(Items from a figure collection)
____
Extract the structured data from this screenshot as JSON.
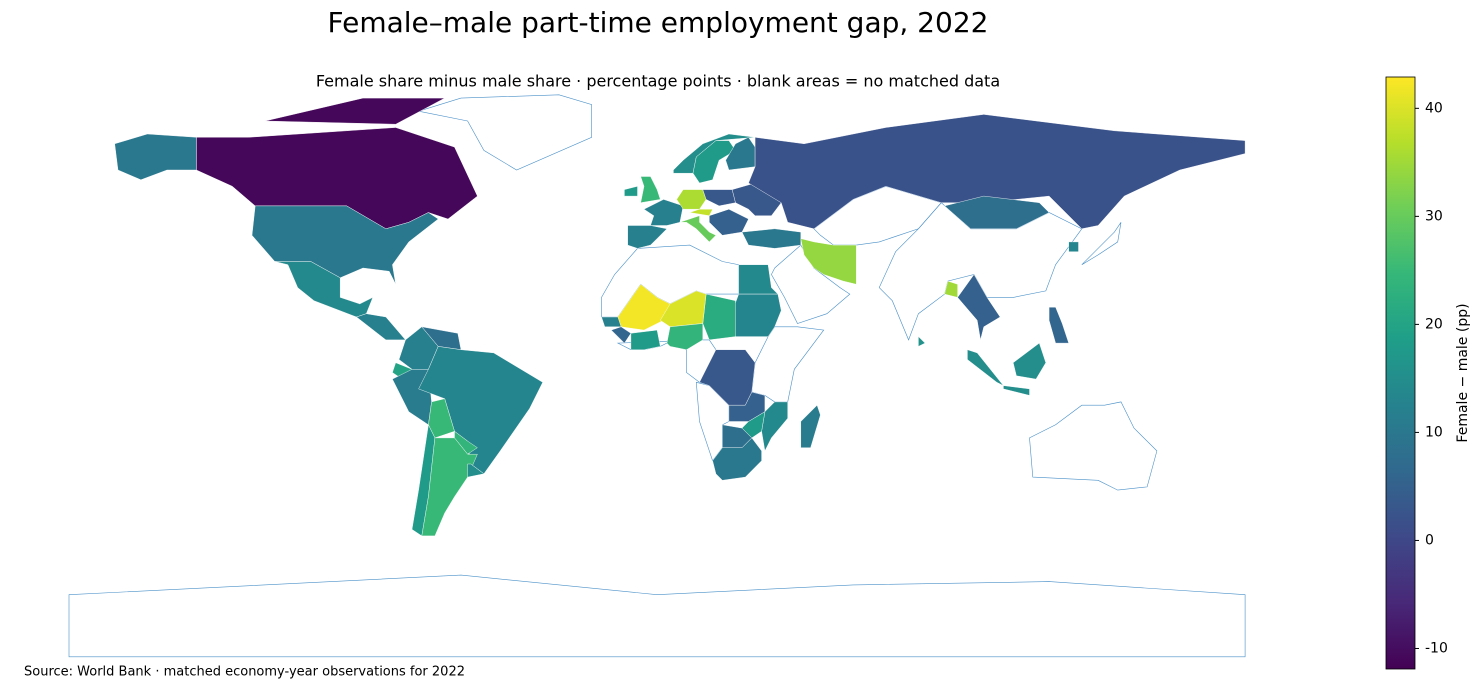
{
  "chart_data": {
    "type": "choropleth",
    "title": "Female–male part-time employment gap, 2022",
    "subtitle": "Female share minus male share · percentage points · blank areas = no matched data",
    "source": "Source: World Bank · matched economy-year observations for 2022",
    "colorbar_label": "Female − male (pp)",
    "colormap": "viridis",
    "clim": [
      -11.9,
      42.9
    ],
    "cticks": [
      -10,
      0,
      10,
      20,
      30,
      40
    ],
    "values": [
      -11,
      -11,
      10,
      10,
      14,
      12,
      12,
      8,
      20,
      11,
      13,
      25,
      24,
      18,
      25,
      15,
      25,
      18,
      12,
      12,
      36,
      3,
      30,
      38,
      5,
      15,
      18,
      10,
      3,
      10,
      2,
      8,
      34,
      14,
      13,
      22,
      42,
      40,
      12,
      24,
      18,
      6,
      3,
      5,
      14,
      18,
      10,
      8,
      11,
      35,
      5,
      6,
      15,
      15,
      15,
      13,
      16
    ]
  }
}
____
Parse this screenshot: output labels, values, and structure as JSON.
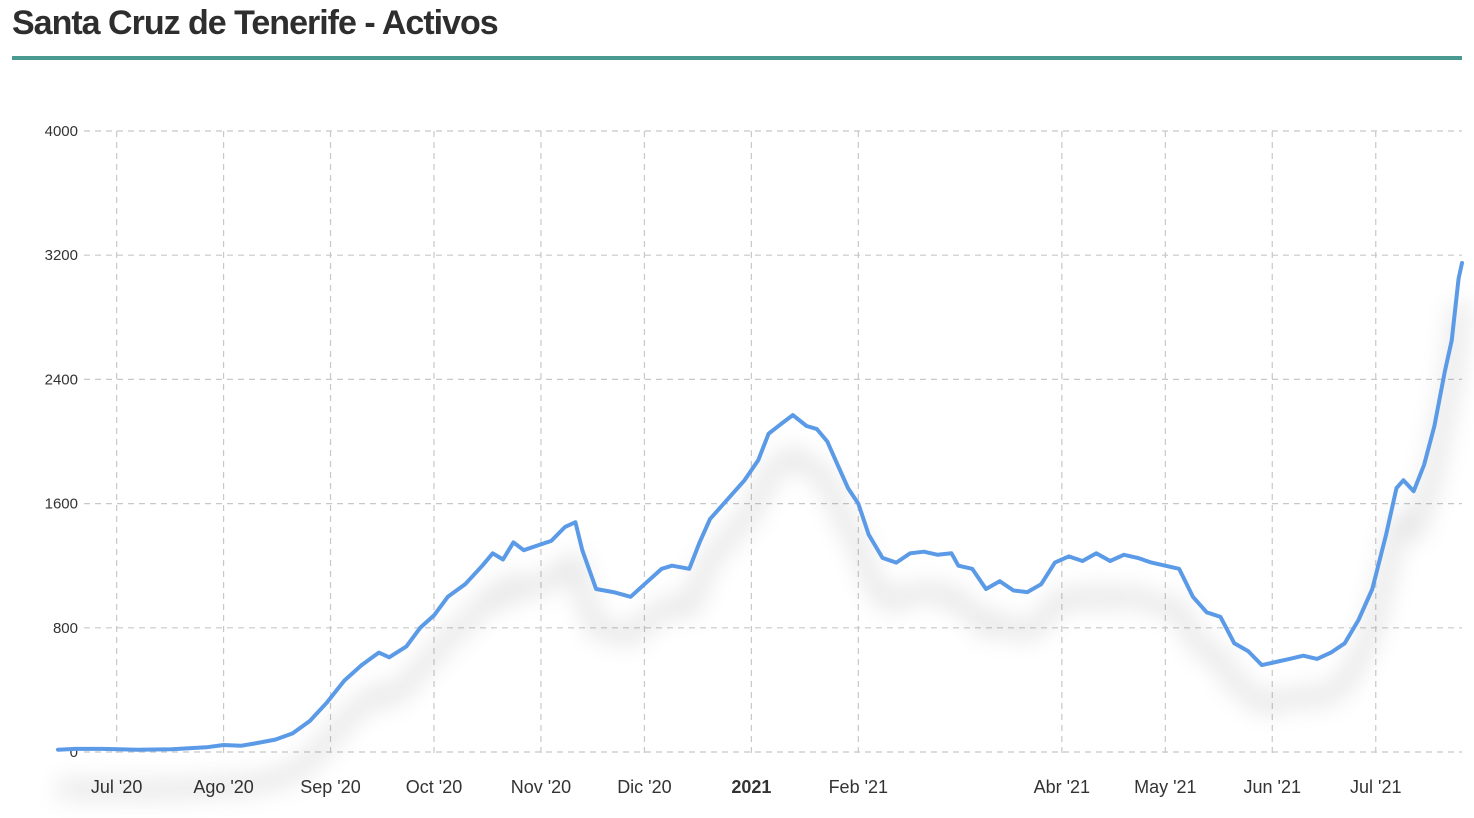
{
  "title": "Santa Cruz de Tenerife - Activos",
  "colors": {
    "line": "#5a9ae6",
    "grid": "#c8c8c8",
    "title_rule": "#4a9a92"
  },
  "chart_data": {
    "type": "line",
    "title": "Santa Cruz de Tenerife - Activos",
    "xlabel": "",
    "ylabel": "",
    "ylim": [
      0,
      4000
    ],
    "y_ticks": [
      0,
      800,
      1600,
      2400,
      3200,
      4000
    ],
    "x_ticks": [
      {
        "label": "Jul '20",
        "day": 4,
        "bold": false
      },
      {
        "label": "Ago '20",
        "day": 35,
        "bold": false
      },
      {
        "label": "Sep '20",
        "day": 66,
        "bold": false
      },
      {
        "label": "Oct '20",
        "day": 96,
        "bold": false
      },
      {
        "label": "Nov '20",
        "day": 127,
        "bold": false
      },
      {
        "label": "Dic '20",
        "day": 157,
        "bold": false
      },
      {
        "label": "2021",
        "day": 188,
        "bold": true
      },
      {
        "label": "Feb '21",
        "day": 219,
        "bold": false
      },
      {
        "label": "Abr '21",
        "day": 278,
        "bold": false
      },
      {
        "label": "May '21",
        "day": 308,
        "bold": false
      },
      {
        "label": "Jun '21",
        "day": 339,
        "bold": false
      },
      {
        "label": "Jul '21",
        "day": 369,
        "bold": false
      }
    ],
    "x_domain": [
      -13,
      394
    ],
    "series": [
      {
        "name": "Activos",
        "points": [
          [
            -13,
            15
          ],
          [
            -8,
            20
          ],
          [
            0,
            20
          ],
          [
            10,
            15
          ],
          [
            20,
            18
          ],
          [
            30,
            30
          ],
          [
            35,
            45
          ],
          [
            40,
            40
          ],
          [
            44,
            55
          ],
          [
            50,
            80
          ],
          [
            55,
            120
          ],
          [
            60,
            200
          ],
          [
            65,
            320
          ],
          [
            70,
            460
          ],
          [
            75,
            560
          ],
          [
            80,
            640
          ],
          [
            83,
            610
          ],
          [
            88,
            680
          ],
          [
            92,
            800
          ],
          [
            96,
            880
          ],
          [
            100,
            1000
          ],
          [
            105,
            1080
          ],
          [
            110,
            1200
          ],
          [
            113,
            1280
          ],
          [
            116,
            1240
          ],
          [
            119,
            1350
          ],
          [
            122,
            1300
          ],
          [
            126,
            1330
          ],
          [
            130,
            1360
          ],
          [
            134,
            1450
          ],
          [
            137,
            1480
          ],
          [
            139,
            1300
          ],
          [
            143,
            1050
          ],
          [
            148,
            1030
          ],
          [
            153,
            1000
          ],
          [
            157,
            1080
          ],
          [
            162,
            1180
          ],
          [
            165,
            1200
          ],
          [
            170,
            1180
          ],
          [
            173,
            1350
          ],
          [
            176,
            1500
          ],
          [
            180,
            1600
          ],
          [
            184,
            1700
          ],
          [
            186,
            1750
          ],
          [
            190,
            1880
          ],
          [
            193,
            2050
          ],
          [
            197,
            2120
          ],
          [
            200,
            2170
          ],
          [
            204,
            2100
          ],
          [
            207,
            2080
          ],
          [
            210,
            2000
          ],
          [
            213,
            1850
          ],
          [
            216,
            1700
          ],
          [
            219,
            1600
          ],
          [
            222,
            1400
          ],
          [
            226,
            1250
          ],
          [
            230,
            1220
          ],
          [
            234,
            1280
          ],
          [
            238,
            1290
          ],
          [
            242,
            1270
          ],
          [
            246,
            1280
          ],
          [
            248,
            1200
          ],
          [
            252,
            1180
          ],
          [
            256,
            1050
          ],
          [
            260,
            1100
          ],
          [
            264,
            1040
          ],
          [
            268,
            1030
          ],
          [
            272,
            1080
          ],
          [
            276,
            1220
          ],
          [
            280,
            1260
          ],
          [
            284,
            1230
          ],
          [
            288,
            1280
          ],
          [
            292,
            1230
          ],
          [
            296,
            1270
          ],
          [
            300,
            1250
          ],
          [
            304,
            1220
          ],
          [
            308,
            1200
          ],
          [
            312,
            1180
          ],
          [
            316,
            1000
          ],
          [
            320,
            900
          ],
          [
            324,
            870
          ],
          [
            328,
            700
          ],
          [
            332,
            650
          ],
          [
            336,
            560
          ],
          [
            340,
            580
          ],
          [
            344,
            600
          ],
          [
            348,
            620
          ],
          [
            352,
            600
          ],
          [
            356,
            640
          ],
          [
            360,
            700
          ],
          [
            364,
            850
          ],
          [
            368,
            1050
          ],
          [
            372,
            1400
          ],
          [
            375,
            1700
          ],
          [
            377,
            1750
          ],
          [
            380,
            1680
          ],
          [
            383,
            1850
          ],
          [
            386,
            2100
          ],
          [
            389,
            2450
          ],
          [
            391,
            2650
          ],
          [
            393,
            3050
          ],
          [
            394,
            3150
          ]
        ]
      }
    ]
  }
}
____
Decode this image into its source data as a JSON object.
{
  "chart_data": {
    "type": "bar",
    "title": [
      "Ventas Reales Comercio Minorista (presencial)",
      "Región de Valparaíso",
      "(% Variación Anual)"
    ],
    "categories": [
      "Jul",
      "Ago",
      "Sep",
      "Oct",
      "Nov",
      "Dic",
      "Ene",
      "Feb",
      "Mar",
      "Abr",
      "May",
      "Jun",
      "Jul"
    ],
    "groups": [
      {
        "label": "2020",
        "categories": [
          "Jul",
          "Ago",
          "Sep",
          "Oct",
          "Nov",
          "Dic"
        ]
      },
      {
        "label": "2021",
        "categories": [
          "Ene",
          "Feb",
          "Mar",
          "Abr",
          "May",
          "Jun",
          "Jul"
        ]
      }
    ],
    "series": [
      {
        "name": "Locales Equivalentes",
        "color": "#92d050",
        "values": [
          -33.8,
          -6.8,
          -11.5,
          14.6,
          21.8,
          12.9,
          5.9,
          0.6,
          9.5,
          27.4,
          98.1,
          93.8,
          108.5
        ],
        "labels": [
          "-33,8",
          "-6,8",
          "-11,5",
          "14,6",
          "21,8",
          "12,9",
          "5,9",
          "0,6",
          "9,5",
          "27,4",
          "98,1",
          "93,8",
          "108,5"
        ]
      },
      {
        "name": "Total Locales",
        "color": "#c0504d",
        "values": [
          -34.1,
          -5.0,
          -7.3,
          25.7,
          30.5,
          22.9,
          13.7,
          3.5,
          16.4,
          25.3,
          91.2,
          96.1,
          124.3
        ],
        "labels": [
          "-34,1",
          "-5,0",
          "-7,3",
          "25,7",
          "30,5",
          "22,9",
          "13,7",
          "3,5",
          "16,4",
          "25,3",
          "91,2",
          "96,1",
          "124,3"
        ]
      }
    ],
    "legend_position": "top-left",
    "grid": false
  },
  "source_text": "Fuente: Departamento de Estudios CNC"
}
____
* [Direction] Every line of the listing that holds "name" should be found and copied.

* [Exercise response]
        "name": "Activos",
        "name": "Locales Equivalentes",
        "name": "Total Locales",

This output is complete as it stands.